■ EXERCISE DETAILS ■
No pictures go into the copy. Write out every line below exactly.

::: SUPPLIED RECORDS

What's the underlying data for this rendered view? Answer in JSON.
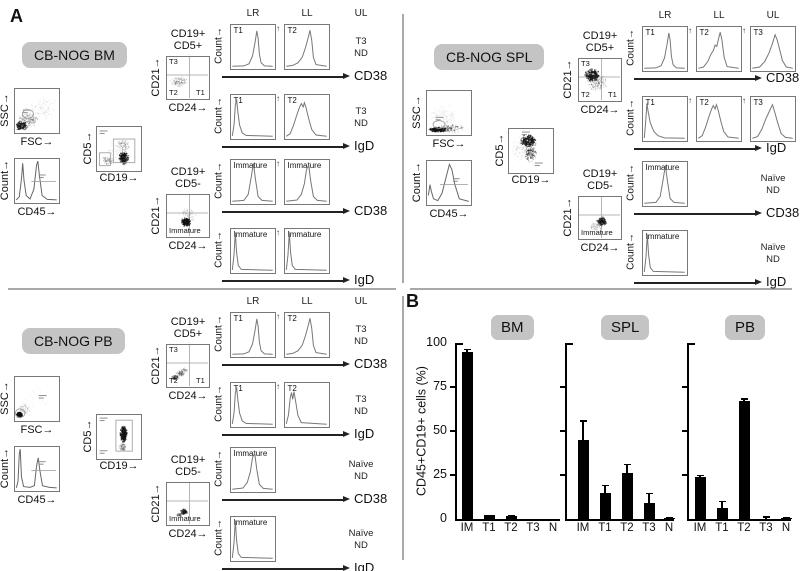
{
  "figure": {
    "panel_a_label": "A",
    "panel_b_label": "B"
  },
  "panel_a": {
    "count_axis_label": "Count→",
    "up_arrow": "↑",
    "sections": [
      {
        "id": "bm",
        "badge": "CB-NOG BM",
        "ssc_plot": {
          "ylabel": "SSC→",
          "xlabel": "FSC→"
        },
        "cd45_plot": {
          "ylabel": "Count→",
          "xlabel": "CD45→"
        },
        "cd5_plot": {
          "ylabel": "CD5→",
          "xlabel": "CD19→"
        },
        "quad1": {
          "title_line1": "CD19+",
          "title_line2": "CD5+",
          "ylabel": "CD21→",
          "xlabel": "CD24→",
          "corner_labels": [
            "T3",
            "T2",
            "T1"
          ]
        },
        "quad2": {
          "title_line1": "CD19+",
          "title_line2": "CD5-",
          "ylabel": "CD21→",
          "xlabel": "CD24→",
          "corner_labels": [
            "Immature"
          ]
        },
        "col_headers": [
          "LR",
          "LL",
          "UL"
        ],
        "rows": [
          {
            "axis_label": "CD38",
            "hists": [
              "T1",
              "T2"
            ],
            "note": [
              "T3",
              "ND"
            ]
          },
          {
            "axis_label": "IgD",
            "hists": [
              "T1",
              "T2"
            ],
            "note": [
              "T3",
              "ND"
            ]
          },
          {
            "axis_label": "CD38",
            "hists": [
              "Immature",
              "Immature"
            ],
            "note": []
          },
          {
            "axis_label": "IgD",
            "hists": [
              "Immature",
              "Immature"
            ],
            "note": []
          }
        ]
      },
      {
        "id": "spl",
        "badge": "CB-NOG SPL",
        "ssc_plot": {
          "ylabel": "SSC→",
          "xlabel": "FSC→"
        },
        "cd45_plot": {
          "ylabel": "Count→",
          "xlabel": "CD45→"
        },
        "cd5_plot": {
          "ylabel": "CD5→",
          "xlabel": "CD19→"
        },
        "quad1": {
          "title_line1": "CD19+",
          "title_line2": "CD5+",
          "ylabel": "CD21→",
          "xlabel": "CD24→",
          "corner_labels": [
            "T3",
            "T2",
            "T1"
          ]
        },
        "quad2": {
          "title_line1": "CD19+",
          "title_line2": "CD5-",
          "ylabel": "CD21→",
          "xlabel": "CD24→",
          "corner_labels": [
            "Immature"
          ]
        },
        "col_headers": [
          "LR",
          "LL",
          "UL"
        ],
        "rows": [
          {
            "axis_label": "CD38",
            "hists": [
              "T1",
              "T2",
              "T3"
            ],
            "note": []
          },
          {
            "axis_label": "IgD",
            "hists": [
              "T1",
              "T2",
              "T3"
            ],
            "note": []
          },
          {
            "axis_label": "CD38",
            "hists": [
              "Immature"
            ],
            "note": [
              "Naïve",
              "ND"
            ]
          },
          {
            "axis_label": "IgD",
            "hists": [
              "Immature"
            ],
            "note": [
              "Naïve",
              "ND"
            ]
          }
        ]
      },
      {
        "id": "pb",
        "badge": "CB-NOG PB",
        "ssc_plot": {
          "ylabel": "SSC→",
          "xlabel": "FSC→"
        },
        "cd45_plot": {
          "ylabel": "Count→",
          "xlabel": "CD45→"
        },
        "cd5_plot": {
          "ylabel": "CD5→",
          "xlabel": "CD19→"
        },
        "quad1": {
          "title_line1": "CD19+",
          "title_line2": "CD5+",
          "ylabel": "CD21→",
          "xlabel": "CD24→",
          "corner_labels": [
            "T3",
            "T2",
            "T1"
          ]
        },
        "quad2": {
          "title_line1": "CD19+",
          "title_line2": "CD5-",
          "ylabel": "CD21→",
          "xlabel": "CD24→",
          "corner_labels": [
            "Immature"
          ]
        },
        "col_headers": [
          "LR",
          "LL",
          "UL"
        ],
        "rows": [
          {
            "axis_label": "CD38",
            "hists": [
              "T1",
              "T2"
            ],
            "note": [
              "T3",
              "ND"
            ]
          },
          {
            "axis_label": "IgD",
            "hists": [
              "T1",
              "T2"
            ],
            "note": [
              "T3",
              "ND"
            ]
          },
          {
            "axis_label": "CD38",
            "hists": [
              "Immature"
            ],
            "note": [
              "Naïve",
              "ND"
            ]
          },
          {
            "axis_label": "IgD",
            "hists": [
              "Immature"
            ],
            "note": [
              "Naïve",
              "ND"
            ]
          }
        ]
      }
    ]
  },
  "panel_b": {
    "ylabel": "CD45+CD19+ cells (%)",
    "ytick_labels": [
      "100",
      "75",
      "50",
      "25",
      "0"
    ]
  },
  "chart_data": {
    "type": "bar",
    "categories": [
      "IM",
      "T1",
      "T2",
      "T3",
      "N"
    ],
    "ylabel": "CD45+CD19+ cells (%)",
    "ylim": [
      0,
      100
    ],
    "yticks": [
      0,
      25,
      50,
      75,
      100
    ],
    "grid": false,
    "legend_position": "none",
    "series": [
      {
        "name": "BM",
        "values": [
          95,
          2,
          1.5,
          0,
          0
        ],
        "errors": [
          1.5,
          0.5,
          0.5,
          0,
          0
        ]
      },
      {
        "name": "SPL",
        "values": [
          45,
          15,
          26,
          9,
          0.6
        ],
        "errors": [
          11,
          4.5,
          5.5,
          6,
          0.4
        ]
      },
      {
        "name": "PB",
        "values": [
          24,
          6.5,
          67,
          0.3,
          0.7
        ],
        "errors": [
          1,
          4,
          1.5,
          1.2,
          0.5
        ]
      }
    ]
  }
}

::::::

■ PROBLEM SOLUTION ■
What's the underlying data for this rendered view? Answer in JSON.
{
  "figure": {
    "panel_a_label": "A",
    "panel_b_label": "B"
  },
  "panel_a": {
    "count_axis_label": "Count→",
    "up_arrow": "↑",
    "sections": [
      {
        "id": "bm",
        "badge": "CB-NOG BM",
        "ssc_plot": {
          "ylabel": "SSC→",
          "xlabel": "FSC→"
        },
        "cd45_plot": {
          "ylabel": "Count→",
          "xlabel": "CD45→"
        },
        "cd5_plot": {
          "ylabel": "CD5→",
          "xlabel": "CD19→"
        },
        "quad1": {
          "title_line1": "CD19+",
          "title_line2": "CD5+",
          "ylabel": "CD21→",
          "xlabel": "CD24→",
          "corner_labels": [
            "T3",
            "T2",
            "T1"
          ]
        },
        "quad2": {
          "title_line1": "CD19+",
          "title_line2": "CD5-",
          "ylabel": "CD21→",
          "xlabel": "CD24→",
          "corner_labels": [
            "Immature"
          ]
        },
        "col_headers": [
          "LR",
          "LL",
          "UL"
        ],
        "rows": [
          {
            "axis_label": "CD38",
            "hists": [
              "T1",
              "T2"
            ],
            "note": [
              "T3",
              "ND"
            ]
          },
          {
            "axis_label": "IgD",
            "hists": [
              "T1",
              "T2"
            ],
            "note": [
              "T3",
              "ND"
            ]
          },
          {
            "axis_label": "CD38",
            "hists": [
              "Immature",
              "Immature"
            ],
            "note": []
          },
          {
            "axis_label": "IgD",
            "hists": [
              "Immature",
              "Immature"
            ],
            "note": []
          }
        ]
      },
      {
        "id": "spl",
        "badge": "CB-NOG SPL",
        "ssc_plot": {
          "ylabel": "SSC→",
          "xlabel": "FSC→"
        },
        "cd45_plot": {
          "ylabel": "Count→",
          "xlabel": "CD45→"
        },
        "cd5_plot": {
          "ylabel": "CD5→",
          "xlabel": "CD19→"
        },
        "quad1": {
          "title_line1": "CD19+",
          "title_line2": "CD5+",
          "ylabel": "CD21→",
          "xlabel": "CD24→",
          "corner_labels": [
            "T3",
            "T2",
            "T1"
          ]
        },
        "quad2": {
          "title_line1": "CD19+",
          "title_line2": "CD5-",
          "ylabel": "CD21→",
          "xlabel": "CD24→",
          "corner_labels": [
            "Immature"
          ]
        },
        "col_headers": [
          "LR",
          "LL",
          "UL"
        ],
        "rows": [
          {
            "axis_label": "CD38",
            "hists": [
              "T1",
              "T2",
              "T3"
            ],
            "note": []
          },
          {
            "axis_label": "IgD",
            "hists": [
              "T1",
              "T2",
              "T3"
            ],
            "note": []
          },
          {
            "axis_label": "CD38",
            "hists": [
              "Immature"
            ],
            "note": [
              "Naïve",
              "ND"
            ]
          },
          {
            "axis_label": "IgD",
            "hists": [
              "Immature"
            ],
            "note": [
              "Naïve",
              "ND"
            ]
          }
        ]
      },
      {
        "id": "pb",
        "badge": "CB-NOG PB",
        "ssc_plot": {
          "ylabel": "SSC→",
          "xlabel": "FSC→"
        },
        "cd45_plot": {
          "ylabel": "Count→",
          "xlabel": "CD45→"
        },
        "cd5_plot": {
          "ylabel": "CD5→",
          "xlabel": "CD19→"
        },
        "quad1": {
          "title_line1": "CD19+",
          "title_line2": "CD5+",
          "ylabel": "CD21→",
          "xlabel": "CD24→",
          "corner_labels": [
            "T3",
            "T2",
            "T1"
          ]
        },
        "quad2": {
          "title_line1": "CD19+",
          "title_line2": "CD5-",
          "ylabel": "CD21→",
          "xlabel": "CD24→",
          "corner_labels": [
            "Immature"
          ]
        },
        "col_headers": [
          "LR",
          "LL",
          "UL"
        ],
        "rows": [
          {
            "axis_label": "CD38",
            "hists": [
              "T1",
              "T2"
            ],
            "note": [
              "T3",
              "ND"
            ]
          },
          {
            "axis_label": "IgD",
            "hists": [
              "T1",
              "T2"
            ],
            "note": [
              "T3",
              "ND"
            ]
          },
          {
            "axis_label": "CD38",
            "hists": [
              "Immature"
            ],
            "note": [
              "Naïve",
              "ND"
            ]
          },
          {
            "axis_label": "IgD",
            "hists": [
              "Immature"
            ],
            "note": [
              "Naïve",
              "ND"
            ]
          }
        ]
      }
    ]
  },
  "panel_b": {
    "ylabel": "CD45+CD19+ cells (%)",
    "ytick_labels": [
      "100",
      "75",
      "50",
      "25",
      "0"
    ]
  },
  "chart_data": {
    "type": "bar",
    "categories": [
      "IM",
      "T1",
      "T2",
      "T3",
      "N"
    ],
    "ylabel": "CD45+CD19+ cells (%)",
    "ylim": [
      0,
      100
    ],
    "yticks": [
      0,
      25,
      50,
      75,
      100
    ],
    "grid": false,
    "legend_position": "none",
    "series": [
      {
        "name": "BM",
        "values": [
          95,
          2,
          1.5,
          0,
          0
        ],
        "errors": [
          1.5,
          0.5,
          0.5,
          0,
          0
        ]
      },
      {
        "name": "SPL",
        "values": [
          45,
          15,
          26,
          9,
          0.6
        ],
        "errors": [
          11,
          4.5,
          5.5,
          6,
          0.4
        ]
      },
      {
        "name": "PB",
        "values": [
          24,
          6.5,
          67,
          0.3,
          0.7
        ],
        "errors": [
          1,
          4,
          1.5,
          1.2,
          0.5
        ]
      }
    ]
  }
}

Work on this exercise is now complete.